## Instructions for the task
Locate all lines with the word "första". Copy them.

## Input data
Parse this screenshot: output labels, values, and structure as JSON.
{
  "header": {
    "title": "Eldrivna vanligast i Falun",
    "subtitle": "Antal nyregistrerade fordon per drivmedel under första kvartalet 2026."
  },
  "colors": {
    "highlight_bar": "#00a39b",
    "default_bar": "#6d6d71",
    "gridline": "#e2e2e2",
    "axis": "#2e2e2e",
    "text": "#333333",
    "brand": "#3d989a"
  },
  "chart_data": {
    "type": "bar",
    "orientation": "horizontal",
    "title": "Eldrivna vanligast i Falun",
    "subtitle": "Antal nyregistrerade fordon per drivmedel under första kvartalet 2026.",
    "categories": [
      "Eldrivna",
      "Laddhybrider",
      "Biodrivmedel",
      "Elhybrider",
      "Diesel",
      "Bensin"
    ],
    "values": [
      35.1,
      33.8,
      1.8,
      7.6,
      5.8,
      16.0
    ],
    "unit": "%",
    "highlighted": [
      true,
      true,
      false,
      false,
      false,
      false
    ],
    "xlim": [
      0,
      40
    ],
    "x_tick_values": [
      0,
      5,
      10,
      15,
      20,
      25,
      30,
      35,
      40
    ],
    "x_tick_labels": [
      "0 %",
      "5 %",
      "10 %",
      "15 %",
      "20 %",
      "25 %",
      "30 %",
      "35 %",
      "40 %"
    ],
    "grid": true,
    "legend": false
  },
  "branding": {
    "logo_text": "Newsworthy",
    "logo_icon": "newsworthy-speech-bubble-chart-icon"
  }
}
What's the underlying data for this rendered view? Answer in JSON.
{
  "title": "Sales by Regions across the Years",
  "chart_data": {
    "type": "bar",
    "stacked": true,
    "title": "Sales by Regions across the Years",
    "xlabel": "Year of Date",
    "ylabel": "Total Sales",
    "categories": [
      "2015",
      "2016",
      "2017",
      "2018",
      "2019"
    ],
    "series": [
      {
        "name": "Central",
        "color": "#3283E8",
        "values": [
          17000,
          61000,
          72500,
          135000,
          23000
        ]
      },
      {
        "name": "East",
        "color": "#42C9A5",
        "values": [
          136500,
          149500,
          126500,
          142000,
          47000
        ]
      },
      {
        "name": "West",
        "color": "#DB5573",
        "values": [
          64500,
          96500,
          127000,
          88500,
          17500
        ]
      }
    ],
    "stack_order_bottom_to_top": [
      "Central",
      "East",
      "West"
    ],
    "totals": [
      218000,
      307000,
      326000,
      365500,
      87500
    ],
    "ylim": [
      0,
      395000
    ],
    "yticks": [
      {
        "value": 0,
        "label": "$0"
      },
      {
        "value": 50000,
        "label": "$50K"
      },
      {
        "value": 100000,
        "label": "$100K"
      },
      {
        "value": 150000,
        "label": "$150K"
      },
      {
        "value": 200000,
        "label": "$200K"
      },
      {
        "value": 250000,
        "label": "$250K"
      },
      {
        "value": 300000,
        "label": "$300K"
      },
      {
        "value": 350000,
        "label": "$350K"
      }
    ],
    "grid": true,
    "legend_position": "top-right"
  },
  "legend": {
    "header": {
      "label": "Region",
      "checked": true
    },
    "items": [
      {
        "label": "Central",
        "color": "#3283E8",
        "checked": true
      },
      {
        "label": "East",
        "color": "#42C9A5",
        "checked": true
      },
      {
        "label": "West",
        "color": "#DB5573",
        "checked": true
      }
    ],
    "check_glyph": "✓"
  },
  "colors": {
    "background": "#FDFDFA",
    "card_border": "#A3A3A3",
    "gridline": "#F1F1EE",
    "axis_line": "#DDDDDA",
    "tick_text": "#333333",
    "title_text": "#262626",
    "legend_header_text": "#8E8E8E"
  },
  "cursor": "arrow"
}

## Solution
    "subtitle": "Antal nyregistrerade fordon per drivmedel under första kvartalet 2026."
    "subtitle": "Antal nyregistrerade fordon per drivmedel under första kvartalet 2026.",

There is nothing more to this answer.